# CS36 Merlin



## PalmettoSailor (Mar 7, 2006)

I've seen lots of positive comments on the CS36T on this site but only passing mentions of the CS36 Merlin. Generally, the comments on the Merlin are they are sought after by the racing set and thats it. What I haven't seen is comments on the contstruction quality and sailing performance of the Merlin vs. the traditional. Some folks have said the CS36T would be a boat they'd consider for offshore passages. Does the Merlin meet that standard as well? Since CS boats are apparently fairly rare on the Chesapeake (I haven't found a single CS36T for sale on the bay), it would help if someone could rate the Merlin against boats I'm more familiar with, such as Tartan's, Sabres and the big three production boats of the same vintage (Late 80's).

I've come across a shoal draft CS36 Merlin that looks to be in decent condtion from the web pic's anyway and will have a chance to go see it next weekend. Though the pictures look promising, I have to say that I have been terribly disappointed in the true condition of some boats I've gone to see. I went to see a Sabre 38 based on the pristine looking photos on the web, only to find it was in very rough conditon.

• • • • • • •

[INSTRUCTIONS]
1) Sum up the forum post about the CS36 Merlin in two sentences.
2) Rewrite the paragraph of the CS36 Merlin post that begins "I've come across a shoal draft" as a short list of its main points.
3) In the CS36 Merlin post, which boat looked pristine in web photos but turned out to be in very rough condition?

[DATA EXCERPTS]
• • • • • • •

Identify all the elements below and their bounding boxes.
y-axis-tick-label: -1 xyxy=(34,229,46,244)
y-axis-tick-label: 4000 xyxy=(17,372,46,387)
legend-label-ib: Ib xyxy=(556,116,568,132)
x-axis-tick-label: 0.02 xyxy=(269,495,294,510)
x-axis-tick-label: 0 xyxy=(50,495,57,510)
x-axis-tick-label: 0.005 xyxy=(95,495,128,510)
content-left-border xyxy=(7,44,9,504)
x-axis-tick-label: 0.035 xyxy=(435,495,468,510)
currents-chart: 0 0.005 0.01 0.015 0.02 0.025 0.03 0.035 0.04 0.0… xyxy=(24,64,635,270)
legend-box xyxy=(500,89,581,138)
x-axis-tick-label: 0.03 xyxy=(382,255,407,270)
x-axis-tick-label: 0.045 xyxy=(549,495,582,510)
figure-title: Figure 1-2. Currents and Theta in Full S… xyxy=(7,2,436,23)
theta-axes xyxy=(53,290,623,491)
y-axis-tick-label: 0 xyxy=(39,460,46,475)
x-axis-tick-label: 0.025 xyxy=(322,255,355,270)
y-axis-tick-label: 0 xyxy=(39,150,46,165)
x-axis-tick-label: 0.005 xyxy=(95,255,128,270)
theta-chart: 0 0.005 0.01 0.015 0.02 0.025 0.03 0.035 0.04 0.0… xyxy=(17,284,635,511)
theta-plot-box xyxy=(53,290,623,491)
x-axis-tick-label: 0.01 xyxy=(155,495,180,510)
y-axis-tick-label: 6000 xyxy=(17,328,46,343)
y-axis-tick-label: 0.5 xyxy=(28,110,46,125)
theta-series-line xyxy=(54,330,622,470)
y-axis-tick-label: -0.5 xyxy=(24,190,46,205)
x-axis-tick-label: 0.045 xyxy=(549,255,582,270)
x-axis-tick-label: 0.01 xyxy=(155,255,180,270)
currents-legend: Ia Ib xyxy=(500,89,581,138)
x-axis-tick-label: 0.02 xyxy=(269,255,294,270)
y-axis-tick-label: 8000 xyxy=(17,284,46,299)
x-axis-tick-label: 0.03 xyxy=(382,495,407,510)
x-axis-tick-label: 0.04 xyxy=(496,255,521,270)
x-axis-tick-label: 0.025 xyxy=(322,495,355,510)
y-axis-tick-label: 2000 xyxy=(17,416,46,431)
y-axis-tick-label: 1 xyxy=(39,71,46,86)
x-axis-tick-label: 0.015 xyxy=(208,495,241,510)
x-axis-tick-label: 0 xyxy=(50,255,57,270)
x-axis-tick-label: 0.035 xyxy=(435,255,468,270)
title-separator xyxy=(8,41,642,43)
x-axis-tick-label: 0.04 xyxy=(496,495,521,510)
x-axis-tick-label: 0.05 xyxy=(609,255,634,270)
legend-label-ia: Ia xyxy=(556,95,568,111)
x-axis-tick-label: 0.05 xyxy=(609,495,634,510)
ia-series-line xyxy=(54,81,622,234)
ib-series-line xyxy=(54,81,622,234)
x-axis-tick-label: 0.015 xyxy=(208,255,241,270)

• • • • • • •

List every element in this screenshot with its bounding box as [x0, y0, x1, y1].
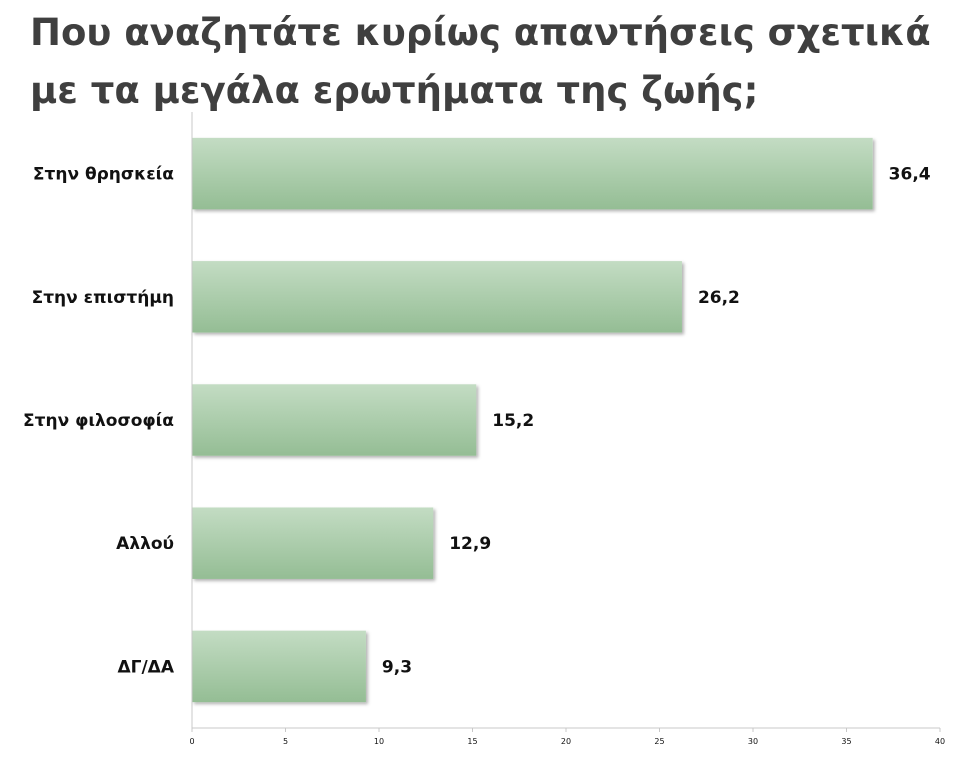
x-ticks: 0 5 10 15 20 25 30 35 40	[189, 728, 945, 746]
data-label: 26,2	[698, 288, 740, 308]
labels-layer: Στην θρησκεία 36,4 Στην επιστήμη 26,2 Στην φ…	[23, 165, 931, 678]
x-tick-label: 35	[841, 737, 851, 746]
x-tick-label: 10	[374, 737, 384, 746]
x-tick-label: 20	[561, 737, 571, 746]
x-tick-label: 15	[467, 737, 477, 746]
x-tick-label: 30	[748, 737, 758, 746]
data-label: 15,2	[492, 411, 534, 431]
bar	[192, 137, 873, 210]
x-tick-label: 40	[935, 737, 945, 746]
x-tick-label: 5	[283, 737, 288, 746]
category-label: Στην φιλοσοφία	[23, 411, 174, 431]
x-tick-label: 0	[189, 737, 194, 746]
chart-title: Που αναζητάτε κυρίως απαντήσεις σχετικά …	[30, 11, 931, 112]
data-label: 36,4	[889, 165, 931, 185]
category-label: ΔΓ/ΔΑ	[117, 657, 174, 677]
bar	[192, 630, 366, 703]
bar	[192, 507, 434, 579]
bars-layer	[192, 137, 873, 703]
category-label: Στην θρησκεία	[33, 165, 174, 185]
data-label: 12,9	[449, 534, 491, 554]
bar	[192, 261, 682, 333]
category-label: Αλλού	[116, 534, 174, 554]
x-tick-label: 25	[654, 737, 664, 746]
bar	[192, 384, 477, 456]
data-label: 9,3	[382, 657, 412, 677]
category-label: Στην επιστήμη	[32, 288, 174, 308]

• • • • • • •

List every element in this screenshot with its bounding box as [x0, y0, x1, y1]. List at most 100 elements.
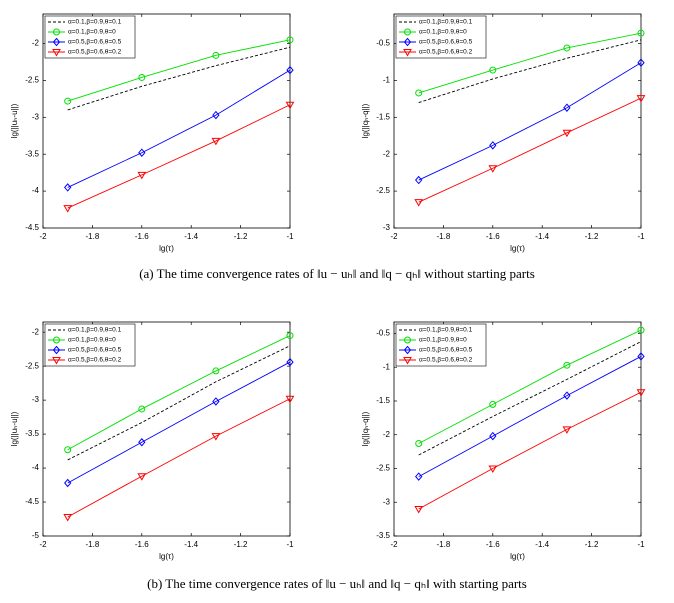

• • • • • • •

[ANSWERS BY TASK]
1) The writer has seen lots of praise for the CS36T but little about the CS36 Merlin's build quality, sailing performance or fitness for offshore passages, and asks for a comparison with late-80s boats like Tartans, Sabres and the big three production boats. The writer plans to look at a shoal draft Merlin next weekend but is wary after past disappointments, such as a Sabre 38 that looked pristine in web photos but turned out to be in very rough condition.

2)
- The writer found a shoal draft CS36 Merlin that looks to be in decent condition in web pictures.
- The writer will get to see it next weekend.
- Some boats the writer has gone to see were in much worse shape than expected.
- One example was a Sabre 38 that looked pristine in web photos but was in very rough condition.

3) A Sabre 38.